What the task asks: Repeat the data that follows, word for word, without the images.

Supplied records:
※
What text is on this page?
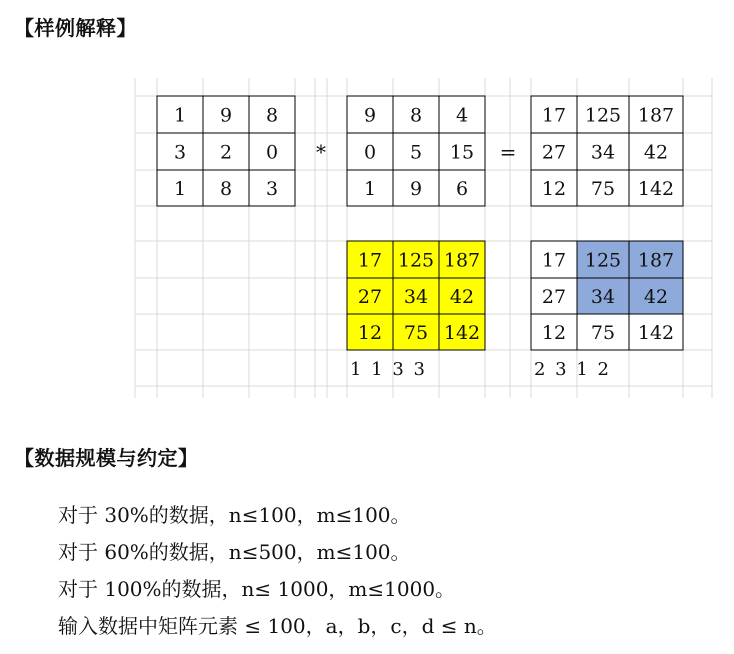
【样例解释】
1 9 8
3 2 0
1 8 3
9 8 4
0 5 15
1 9 6
17 125 187
27 34 42
12 75 142
17 125 187
27 34 42
12 75 142
17 125 187
27 34 42
12 75 142
*	=
1 1 3 3	2 3 1 2
【数据规模与约定】
对于 30%的数据，n≤100，m≤100。
对于 60%的数据，n≤500，m≤100。
对于 100%的数据，n≤ 1000，m≤1000。
输入数据中矩阵元素 ≤ 100，a，b，c，d ≤ n。
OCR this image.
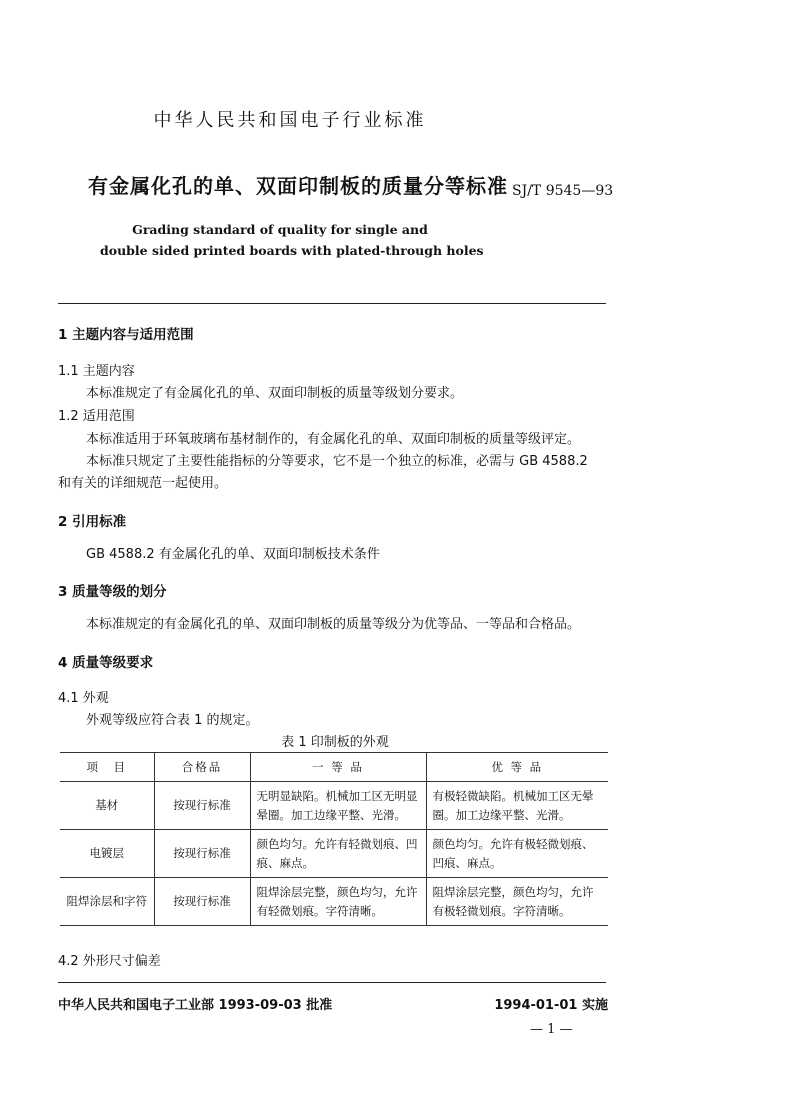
中华人民共和国电子行业标准
有金属化孔的单、双面印制板的质量分等标准 SJ/T 9545—93
Grading standard of quality for single and
double sided printed boards with plated-through holes
1 主题内容与适用范围
1.1 主题内容
本标准规定了有金属化孔的单、双面印制板的质量等级划分要求。
1.2 适用范围
本标准适用于环氧玻璃布基材制作的，有金属化孔的单、双面印制板的质量等级评定。
本标准只规定了主要性能指标的分等要求，它不是一个独立的标准，必需与 GB 4588.2
和有关的详细规范一起使用。
2 引用标准
GB 4588.2 有金属化孔的单、双面印制板技术条件
3 质量等级的划分
本标准规定的有金属化孔的单、双面印制板的质量等级分为优等品、一等品和合格品。
4 质量等级要求
4.1 外观
外观等级应符合表 1 的规定。
表 1 印制板的外观
项　目	合格品	一 等 品	优 等 品
基材	按现行标准	无明显缺陷。机械加工区无明显晕圈。加工边缘平整、光滑。	有极轻微缺陷。机械加工区无晕圈。加工边缘平整、光滑。
电镀层	按现行标准	颜色均匀。允许有轻微划痕、凹痕、麻点。	颜色均匀。允许有极轻微划痕、凹痕、麻点。
阻焊涂层和字符	按现行标准	阻焊涂层完整，颜色均匀，允许有轻微划痕。字符清晰。	阻焊涂层完整，颜色均匀，允许有极轻微划痕。字符清晰。
4.2 外形尺寸偏差
中华人民共和国电子工业部 1993-09-03 批准	1994-01-01 实施
— 1 —
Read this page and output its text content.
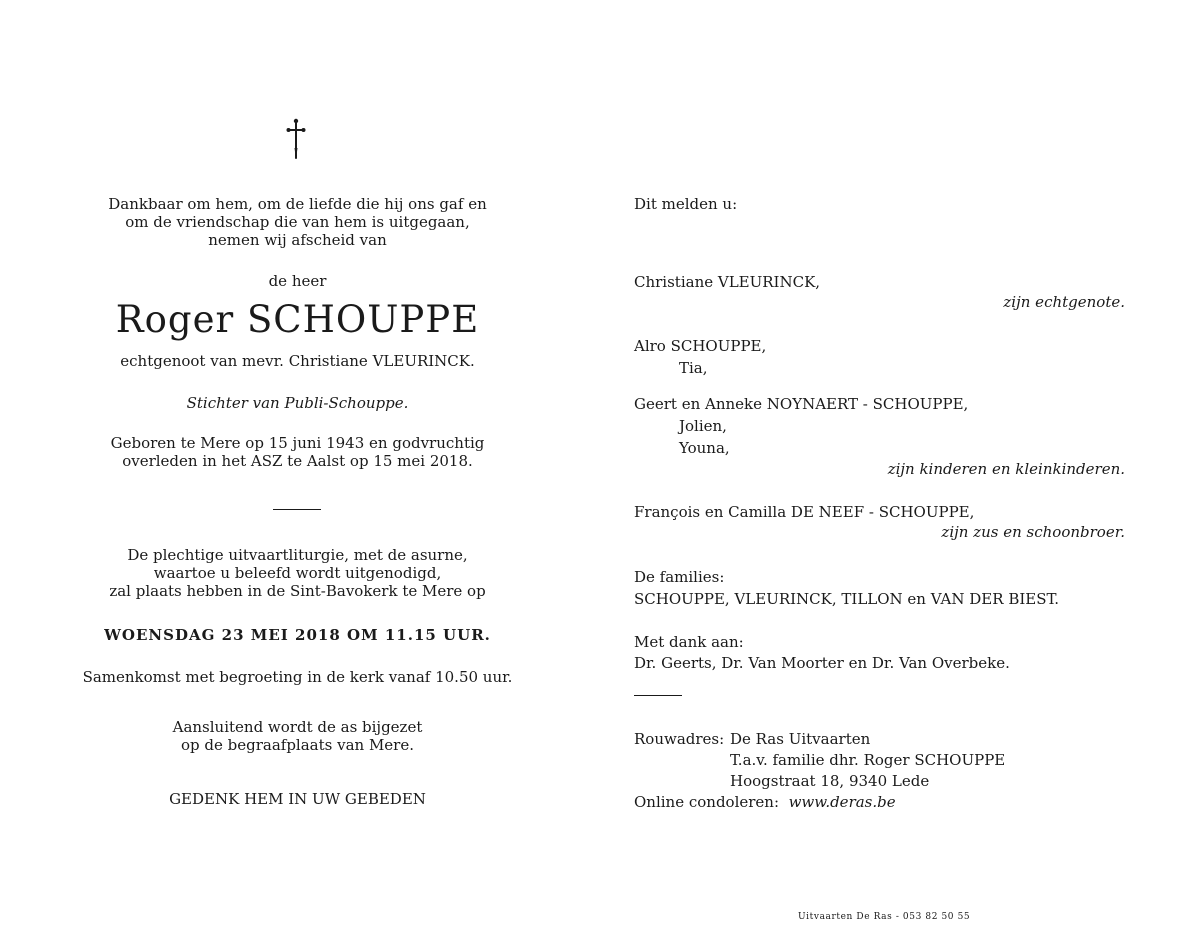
Dankbaar om hem, om de liefde die hij ons gaf en
om de vriendschap die van hem is uitgegaan,
nemen wij afscheid van
de heer
Roger SCHOUPPE
echtgenoot van mevr. Christiane VLEURINCK.
Stichter van Publi-Schouppe.
Geboren te Mere op 15 juni 1943 en godvruchtig
overleden in het ASZ te Aalst op 15 mei 2018.
De plechtige uitvaartliturgie, met de asurne,
waartoe u beleefd wordt uitgenodigd,
zal plaats hebben in de Sint-Bavokerk te Mere op
WOENSDAG 23 MEI 2018 OM 11.15 UUR.
Samenkomst met begroeting in de kerk vanaf 10.50 uur.
Aansluitend wordt de as bijgezet
op de begraafplaats van Mere.
GEDENK HEM IN UW GEBEDEN
Dit melden u:
Christiane VLEURINCK,
zijn echtgenote.
Alro SCHOUPPE,
Tia,
Geert en Anneke NOYNAERT - SCHOUPPE,
Jolien,
Youna,
zijn kinderen en kleinkinderen.
François en Camilla DE NEEF - SCHOUPPE,
zijn zus en schoonbroer.
De families:
SCHOUPPE, VLEURINCK, TILLON en VAN DER BIEST.
Met dank aan:
Dr. Geerts, Dr. Van Moorter en Dr. Van Overbeke.
Rouwadres: De Ras Uitvaarten
T.a.v. familie dhr. Roger SCHOUPPE
Hoogstraat 18, 9340 Lede
Online condoleren: www.deras.be
Uitvaarten De Ras - 053 82 50 55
※
Answer for this exercise:
What text is on this page?
【样例解释】
1 9 8
3 2 0
1 8 3
9 8 4
0 5 15
1 9 6
17 125 187
27 34 42
12 75 142
17 125 187
27 34 42
12 75 142
17 125 187
27 34 42
12 75 142
*	=
1 1 3 3	2 3 1 2
【数据规模与约定】
对于 30%的数据，n≤100，m≤100。
对于 60%的数据，n≤500，m≤100。
对于 100%的数据，n≤ 1000，m≤1000。
输入数据中矩阵元素 ≤ 100，a，b，c，d ≤ n。
OCR this image.
中华人民共和国电子行业标准
有金属化孔的单、双面印制板的质量分等标准 SJ/T 9545—93
Grading standard of quality for single and
double sided printed boards with plated-through holes
1 主题内容与适用范围
1.1 主题内容
本标准规定了有金属化孔的单、双面印制板的质量等级划分要求。
1.2 适用范围
本标准适用于环氧玻璃布基材制作的，有金属化孔的单、双面印制板的质量等级评定。
本标准只规定了主要性能指标的分等要求，它不是一个独立的标准，必需与 GB 4588.2
和有关的详细规范一起使用。
2 引用标准
GB 4588.2 有金属化孔的单、双面印制板技术条件
3 质量等级的划分
本标准规定的有金属化孔的单、双面印制板的质量等级分为优等品、一等品和合格品。
4 质量等级要求
4.1 外观
外观等级应符合表 1 的规定。
表 1 印制板的外观
项　目	合格品	一 等 品	优 等 品
基材	按现行标准	无明显缺陷。机械加工区无明显晕圈。加工边缘平整、光滑。	有极轻微缺陷。机械加工区无晕圈。加工边缘平整、光滑。
电镀层	按现行标准	颜色均匀。允许有轻微划痕、凹痕、麻点。	颜色均匀。允许有极轻微划痕、凹痕、麻点。
阻焊涂层和字符	按现行标准	阻焊涂层完整，颜色均匀，允许有轻微划痕。字符清晰。	阻焊涂层完整，颜色均匀，允许有极轻微划痕。字符清晰。
4.2 外形尺寸偏差
中华人民共和国电子工业部 1993-09-03 批准	1994-01-01 实施
— 1 —
Read this page and output its text content.
Dankbaar om hem, om de liefde die hij ons gaf en
om de vriendschap die van hem is uitgegaan,
nemen wij afscheid van
de heer
Roger SCHOUPPE
echtgenoot van mevr. Christiane VLEURINCK.
Stichter van Publi-Schouppe.
Geboren te Mere op 15 juni 1943 en godvruchtig
overleden in het ASZ te Aalst op 15 mei 2018.
De plechtige uitvaartliturgie, met de asurne,
waartoe u beleefd wordt uitgenodigd,
zal plaats hebben in de Sint-Bavokerk te Mere op
WOENSDAG 23 MEI 2018 OM 11.15 UUR.
Samenkomst met begroeting in de kerk vanaf 10.50 uur.
Aansluitend wordt de as bijgezet
op de begraafplaats van Mere.
GEDENK HEM IN UW GEBEDEN
Dit melden u:
Christiane VLEURINCK,
zijn echtgenote.
Alro SCHOUPPE,
Tia,
Geert en Anneke NOYNAERT - SCHOUPPE,
Jolien,
Youna,
zijn kinderen en kleinkinderen.
François en Camilla DE NEEF - SCHOUPPE,
zijn zus en schoonbroer.
De families:
SCHOUPPE, VLEURINCK, TILLON en VAN DER BIEST.
Met dank aan:
Dr. Geerts, Dr. Van Moorter en Dr. Van Overbeke.
Rouwadres: De Ras Uitvaarten
T.a.v. familie dhr. Roger SCHOUPPE
Hoogstraat 18, 9340 Lede
Online condoleren: www.deras.be
Uitvaarten De Ras - 053 82 50 55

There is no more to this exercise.